Work required ->
Return each of the lines below verbatim, leaving out any pictures.

(Extracted data entries)
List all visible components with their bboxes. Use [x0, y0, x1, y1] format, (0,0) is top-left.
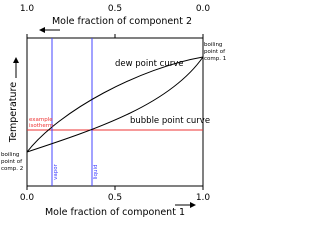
- tick-marks: [26, 34, 204, 190]
- phase-diagram: 1.0 0.5 0.0 Mole fraction of component 2…: [1, 4, 226, 218]
- bottom-axis-title: Mole fraction of component 1: [45, 207, 185, 218]
- vapor-label: vapor: [53, 163, 59, 179]
- top-axis-title: Mole fraction of component 2: [52, 16, 192, 27]
- dew-curve: [26, 56, 204, 153]
- bottom-tick: 0.0: [20, 193, 35, 203]
- bp1-label: point of: [204, 49, 226, 55]
- dew-label: dew point curve: [115, 59, 183, 69]
- top-tick: 0.5: [108, 4, 122, 14]
- isotherm-label: example: [29, 117, 53, 123]
- bp2-label: point of: [1, 159, 23, 165]
- bottom-tick: 0.5: [108, 193, 122, 203]
- bp1-label: boiling: [204, 42, 222, 48]
- bp1-label: comp. 1: [204, 56, 226, 62]
- bottom-tick: 1.0: [196, 193, 211, 203]
- liquid-label: liquid: [93, 164, 99, 179]
- bubble-label: bubble point curve: [130, 116, 210, 126]
- y-axis-title: Temperature: [8, 82, 19, 143]
- bubble-curve: [26, 56, 204, 153]
- bp2-label: comp. 2: [1, 166, 23, 172]
- bp2-label: boiling: [1, 152, 19, 158]
- top-tick: 1.0: [20, 4, 35, 14]
- top-tick: 0.0: [196, 4, 211, 14]
- isotherm-label: isotherm: [29, 123, 53, 129]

Result ->
List all visible components with their bboxes. Use [x0, y0, x1, y1] format, (0,0) is top-left.
- tick-marks: [26, 34, 204, 190]
- phase-diagram: 1.0 0.5 0.0 Mole fraction of component 2…: [1, 4, 226, 218]
- bottom-axis-title: Mole fraction of component 1: [45, 207, 185, 218]
- vapor-label: vapor: [53, 163, 59, 179]
- top-axis-title: Mole fraction of component 2: [52, 16, 192, 27]
- dew-curve: [26, 56, 204, 153]
- bottom-tick: 0.0: [20, 193, 35, 203]
- bp1-label: point of: [204, 49, 226, 55]
- dew-label: dew point curve: [115, 59, 183, 69]
- top-tick: 0.5: [108, 4, 122, 14]
- isotherm-label: example: [29, 117, 53, 123]
- bp2-label: point of: [1, 159, 23, 165]
- bottom-tick: 0.5: [108, 193, 122, 203]
- bp1-label: boiling: [204, 42, 222, 48]
- bp1-label: comp. 1: [204, 56, 226, 62]
- bottom-tick: 1.0: [196, 193, 211, 203]
- liquid-label: liquid: [93, 164, 99, 179]
- bubble-label: bubble point curve: [130, 116, 210, 126]
- y-axis-title: Temperature: [8, 82, 19, 143]
- bubble-curve: [26, 56, 204, 153]
- bp2-label: comp. 2: [1, 166, 23, 172]
- bp2-label: boiling: [1, 152, 19, 158]
- top-tick: 1.0: [20, 4, 35, 14]
- top-tick: 0.0: [196, 4, 211, 14]
- isotherm-label: isotherm: [29, 123, 53, 129]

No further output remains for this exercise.